> [MATERIAL SUPPLIED]
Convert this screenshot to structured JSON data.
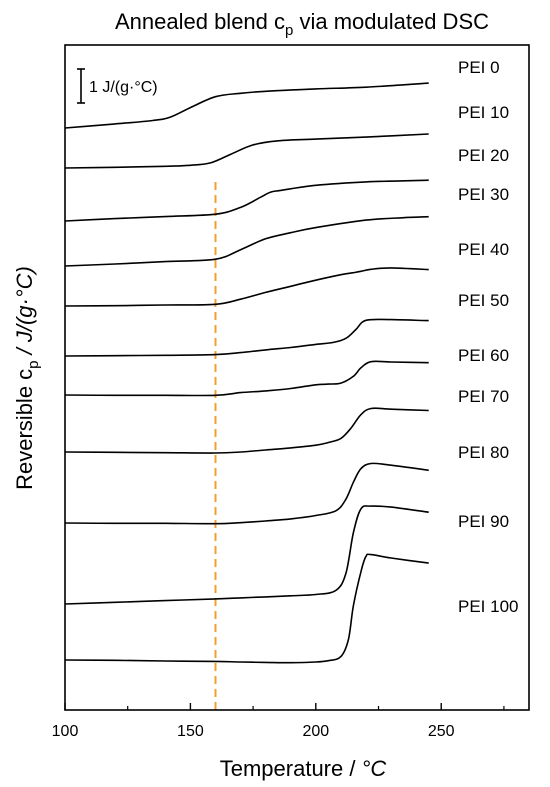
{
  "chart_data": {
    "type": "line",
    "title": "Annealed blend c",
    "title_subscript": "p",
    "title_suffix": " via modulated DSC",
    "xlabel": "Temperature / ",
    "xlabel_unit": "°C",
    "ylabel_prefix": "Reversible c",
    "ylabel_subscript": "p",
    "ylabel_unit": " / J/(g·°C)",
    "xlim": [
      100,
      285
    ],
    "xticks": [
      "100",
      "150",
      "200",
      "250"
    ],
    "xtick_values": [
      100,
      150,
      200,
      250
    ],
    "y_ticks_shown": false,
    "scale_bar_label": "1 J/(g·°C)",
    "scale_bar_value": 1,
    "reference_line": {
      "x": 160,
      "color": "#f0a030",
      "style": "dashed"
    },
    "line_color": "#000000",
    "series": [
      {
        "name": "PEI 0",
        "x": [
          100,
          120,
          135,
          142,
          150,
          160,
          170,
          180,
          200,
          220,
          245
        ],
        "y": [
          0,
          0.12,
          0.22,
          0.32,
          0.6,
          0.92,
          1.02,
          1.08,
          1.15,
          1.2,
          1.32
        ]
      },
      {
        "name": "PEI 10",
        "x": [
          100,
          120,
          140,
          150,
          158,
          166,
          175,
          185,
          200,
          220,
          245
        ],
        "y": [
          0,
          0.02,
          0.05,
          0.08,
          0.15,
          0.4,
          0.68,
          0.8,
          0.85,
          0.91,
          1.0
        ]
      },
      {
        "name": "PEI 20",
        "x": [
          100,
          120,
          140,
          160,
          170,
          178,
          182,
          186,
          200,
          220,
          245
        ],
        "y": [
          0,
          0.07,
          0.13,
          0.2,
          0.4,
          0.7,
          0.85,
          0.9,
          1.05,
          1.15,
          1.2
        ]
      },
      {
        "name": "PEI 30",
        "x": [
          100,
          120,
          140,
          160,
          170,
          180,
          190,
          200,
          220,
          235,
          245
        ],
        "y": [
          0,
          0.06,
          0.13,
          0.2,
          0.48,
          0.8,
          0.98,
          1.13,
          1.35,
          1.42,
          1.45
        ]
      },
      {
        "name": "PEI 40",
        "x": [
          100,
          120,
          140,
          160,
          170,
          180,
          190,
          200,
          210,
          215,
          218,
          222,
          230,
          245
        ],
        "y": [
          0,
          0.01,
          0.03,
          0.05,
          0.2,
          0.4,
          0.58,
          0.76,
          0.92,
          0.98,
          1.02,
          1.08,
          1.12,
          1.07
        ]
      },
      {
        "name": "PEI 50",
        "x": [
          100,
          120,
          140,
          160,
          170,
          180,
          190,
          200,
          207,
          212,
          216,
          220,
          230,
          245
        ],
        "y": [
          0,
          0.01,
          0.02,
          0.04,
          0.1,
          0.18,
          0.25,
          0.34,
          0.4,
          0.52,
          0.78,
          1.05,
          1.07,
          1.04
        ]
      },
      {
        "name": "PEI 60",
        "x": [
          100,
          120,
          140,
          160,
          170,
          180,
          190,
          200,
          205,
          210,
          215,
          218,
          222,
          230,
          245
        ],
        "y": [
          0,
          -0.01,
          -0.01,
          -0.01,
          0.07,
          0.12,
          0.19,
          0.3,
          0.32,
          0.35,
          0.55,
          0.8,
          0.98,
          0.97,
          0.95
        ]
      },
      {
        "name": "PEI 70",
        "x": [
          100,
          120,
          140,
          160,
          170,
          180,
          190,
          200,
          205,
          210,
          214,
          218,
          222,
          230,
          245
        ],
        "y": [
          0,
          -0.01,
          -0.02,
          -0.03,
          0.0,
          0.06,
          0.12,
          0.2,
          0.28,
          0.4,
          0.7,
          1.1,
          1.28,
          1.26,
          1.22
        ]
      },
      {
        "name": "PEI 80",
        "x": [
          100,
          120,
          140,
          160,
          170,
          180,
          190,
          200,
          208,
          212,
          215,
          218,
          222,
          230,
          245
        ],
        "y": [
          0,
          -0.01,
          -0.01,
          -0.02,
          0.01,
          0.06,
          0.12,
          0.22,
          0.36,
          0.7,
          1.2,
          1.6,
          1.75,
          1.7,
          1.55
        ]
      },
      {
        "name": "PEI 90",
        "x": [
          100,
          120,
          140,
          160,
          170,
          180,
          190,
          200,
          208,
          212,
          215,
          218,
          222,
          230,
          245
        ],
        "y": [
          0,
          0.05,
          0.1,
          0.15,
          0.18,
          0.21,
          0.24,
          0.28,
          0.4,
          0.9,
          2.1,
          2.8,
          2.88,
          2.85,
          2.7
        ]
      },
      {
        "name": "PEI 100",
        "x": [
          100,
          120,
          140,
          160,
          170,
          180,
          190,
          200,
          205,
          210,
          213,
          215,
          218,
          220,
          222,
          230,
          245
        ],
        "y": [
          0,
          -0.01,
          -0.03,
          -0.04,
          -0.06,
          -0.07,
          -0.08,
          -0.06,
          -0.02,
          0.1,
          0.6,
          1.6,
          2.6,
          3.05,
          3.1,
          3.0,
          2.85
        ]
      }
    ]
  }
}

--

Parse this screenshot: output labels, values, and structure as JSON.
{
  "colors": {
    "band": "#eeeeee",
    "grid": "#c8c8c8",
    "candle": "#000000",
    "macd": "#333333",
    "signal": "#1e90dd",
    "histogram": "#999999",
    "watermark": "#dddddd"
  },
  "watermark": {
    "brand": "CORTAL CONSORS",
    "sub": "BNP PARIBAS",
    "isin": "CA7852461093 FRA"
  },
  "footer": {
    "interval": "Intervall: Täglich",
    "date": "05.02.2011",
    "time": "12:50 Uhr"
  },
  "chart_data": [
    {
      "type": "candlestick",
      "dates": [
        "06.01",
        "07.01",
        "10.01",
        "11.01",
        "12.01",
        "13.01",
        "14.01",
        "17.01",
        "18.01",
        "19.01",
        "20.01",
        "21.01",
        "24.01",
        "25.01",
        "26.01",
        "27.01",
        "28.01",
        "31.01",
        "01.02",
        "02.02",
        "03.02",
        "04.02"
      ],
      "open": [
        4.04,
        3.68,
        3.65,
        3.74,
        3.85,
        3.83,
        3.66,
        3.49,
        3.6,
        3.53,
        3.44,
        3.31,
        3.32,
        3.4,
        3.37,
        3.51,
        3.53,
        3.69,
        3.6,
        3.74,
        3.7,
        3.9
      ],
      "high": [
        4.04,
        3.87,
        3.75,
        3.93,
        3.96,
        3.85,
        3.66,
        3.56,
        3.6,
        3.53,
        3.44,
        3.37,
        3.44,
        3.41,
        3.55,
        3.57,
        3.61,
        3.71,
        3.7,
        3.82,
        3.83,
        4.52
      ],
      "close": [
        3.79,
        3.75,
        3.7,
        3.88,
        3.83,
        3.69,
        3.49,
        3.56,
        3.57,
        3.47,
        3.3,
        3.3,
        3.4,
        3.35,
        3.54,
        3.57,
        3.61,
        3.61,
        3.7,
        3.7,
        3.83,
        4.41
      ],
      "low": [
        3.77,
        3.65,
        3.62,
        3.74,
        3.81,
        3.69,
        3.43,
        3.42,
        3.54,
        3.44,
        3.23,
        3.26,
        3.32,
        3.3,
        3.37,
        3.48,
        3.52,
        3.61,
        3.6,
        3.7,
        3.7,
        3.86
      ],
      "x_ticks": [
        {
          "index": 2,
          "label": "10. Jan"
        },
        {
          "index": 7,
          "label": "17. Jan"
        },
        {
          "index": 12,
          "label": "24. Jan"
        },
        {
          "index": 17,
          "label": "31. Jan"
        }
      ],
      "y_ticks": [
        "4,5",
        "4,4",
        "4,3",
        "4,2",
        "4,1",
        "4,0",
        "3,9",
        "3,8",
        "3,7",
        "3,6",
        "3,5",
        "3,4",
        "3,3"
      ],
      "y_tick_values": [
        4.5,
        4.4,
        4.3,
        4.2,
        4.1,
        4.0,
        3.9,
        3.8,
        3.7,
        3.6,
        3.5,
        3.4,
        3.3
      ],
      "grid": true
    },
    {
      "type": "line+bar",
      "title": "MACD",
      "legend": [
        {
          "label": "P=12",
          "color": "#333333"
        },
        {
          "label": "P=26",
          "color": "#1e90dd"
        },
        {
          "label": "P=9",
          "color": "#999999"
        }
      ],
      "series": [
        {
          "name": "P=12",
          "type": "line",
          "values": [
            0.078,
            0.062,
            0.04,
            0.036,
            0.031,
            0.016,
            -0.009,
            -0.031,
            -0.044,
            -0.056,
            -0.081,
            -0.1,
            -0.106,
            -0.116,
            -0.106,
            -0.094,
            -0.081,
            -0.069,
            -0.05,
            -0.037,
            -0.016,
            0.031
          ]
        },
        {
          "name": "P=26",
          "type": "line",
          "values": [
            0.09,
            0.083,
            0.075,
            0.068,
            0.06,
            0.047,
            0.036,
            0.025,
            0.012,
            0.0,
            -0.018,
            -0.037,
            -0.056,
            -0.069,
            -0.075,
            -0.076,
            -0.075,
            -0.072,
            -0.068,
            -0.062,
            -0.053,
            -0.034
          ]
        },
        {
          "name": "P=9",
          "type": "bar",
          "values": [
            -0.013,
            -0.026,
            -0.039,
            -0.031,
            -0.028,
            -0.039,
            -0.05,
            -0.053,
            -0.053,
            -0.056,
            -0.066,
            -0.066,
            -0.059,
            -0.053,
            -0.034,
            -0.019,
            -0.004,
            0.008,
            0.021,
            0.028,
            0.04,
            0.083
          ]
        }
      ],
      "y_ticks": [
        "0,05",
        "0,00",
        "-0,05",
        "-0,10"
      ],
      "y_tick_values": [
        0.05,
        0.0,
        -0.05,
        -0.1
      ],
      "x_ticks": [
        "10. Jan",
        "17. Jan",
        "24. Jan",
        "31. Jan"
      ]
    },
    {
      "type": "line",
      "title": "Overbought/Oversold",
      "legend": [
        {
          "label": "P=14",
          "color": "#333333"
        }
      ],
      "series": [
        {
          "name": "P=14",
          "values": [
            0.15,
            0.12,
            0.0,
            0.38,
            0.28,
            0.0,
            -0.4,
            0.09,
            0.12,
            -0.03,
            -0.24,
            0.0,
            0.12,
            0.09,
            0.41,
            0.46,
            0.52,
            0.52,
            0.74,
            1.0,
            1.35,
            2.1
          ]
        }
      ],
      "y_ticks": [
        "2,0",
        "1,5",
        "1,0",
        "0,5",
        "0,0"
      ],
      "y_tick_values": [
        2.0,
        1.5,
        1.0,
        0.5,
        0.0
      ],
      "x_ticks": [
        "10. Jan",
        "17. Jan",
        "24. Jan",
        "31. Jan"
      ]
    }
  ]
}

> [WRITTEN TASK] Check each line above for the string "this" and show the ones that have it.

> [EXERCISE RESULT]
Convert this screenshot to structured JSON data.
Parse this screenshot: output labels, values, and structure as JSON.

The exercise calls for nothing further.